DESCRIPTION OF THE TASK: Identify every line in the rows below that contains the string "bounding", and copy each of those lines in full.

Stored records
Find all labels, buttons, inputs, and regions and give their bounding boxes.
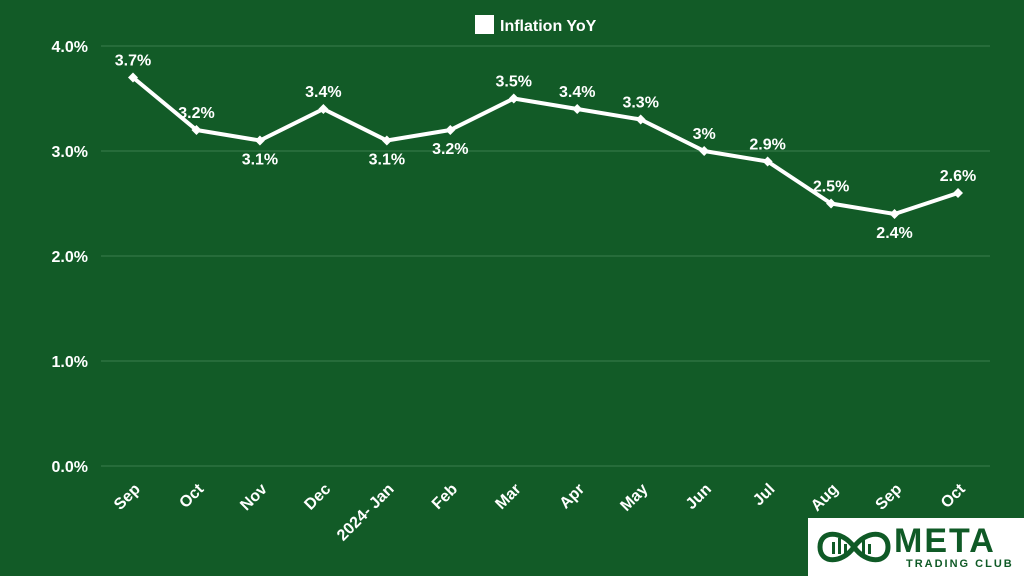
logo-wordmark: META	[894, 522, 996, 560]
data-label: 2.9%	[749, 137, 785, 154]
data-label: 3.5%	[496, 74, 532, 91]
data-point	[762, 156, 773, 167]
legend-label: Inflation YoY	[500, 18, 597, 35]
x-tick-label: 2024- Jan	[334, 481, 398, 545]
grid-lines	[101, 45, 990, 467]
data-label: 2.5%	[813, 179, 849, 196]
y-tick-label: 1.0%	[52, 354, 88, 371]
data-point	[953, 188, 963, 198]
x-tick-label: Jun	[683, 481, 715, 513]
y-axis-tick-labels: 0.0% 1.0% 2.0% 3.0% 4.0%	[52, 39, 88, 476]
data-point	[508, 93, 519, 104]
x-tick-label: Sep	[111, 481, 144, 514]
data-point	[318, 104, 329, 114]
brand-logo: META TRADING CLUB	[808, 518, 1024, 576]
x-tick-label: Nov	[237, 481, 270, 514]
data-point	[826, 198, 837, 209]
x-tick-label: Apr	[557, 481, 589, 513]
data-label: 3.4%	[305, 84, 341, 101]
data-label: 3.4%	[559, 84, 595, 101]
logo-tagline: TRADING CLUB	[906, 558, 1014, 570]
data-label: 3.1%	[242, 152, 278, 169]
data-point	[572, 104, 583, 114]
data-point	[128, 72, 138, 83]
data-label: 3.3%	[622, 95, 658, 112]
legend-swatch	[475, 15, 494, 34]
x-tick-label: Mar	[492, 481, 524, 513]
data-label: 2.6%	[940, 168, 976, 185]
legend: Inflation YoY	[475, 15, 597, 35]
x-tick-label: Dec	[301, 481, 334, 514]
data-point	[381, 135, 392, 146]
x-tick-label: Jul	[750, 481, 778, 509]
series-line-group	[131, 75, 959, 216]
infinity-chart-icon	[817, 531, 891, 563]
data-point	[889, 209, 900, 219]
data-label: 3.2%	[432, 141, 468, 158]
y-tick-label: 0.0%	[52, 459, 88, 476]
x-tick-label: May	[617, 481, 651, 515]
x-tick-label: Oct	[938, 480, 969, 511]
y-tick-label: 3.0%	[52, 144, 88, 161]
x-tick-label: Sep	[873, 481, 906, 514]
data-point	[445, 125, 456, 135]
y-tick-label: 4.0%	[52, 39, 88, 56]
x-tick-label: Aug	[808, 481, 842, 515]
data-point	[699, 146, 710, 156]
x-tick-label: Oct	[176, 480, 207, 511]
data-label: 2.4%	[876, 225, 912, 242]
x-tick-label: Feb	[429, 481, 461, 513]
data-point	[254, 135, 265, 146]
data-point	[635, 114, 646, 125]
data-point	[191, 125, 202, 135]
data-points	[128, 72, 963, 219]
y-tick-label: 2.0%	[52, 249, 88, 266]
data-label: 3%	[693, 126, 716, 143]
series-line	[131, 75, 959, 216]
data-label: 3.7%	[115, 53, 151, 70]
data-label: 3.2%	[178, 105, 214, 122]
data-labels: 3.7% 3.2% 3.1% 3.4% 3.1% 3.2% 3.5% 3.4% 3.3% 3% 2.…	[115, 53, 976, 243]
data-label: 3.1%	[369, 152, 405, 169]
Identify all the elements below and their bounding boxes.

COMPLETE OUTPUT:
Find all labels, buttons, inputs, and regions and give their bounding boxes.
Identify all the elements below and their bounding boxes.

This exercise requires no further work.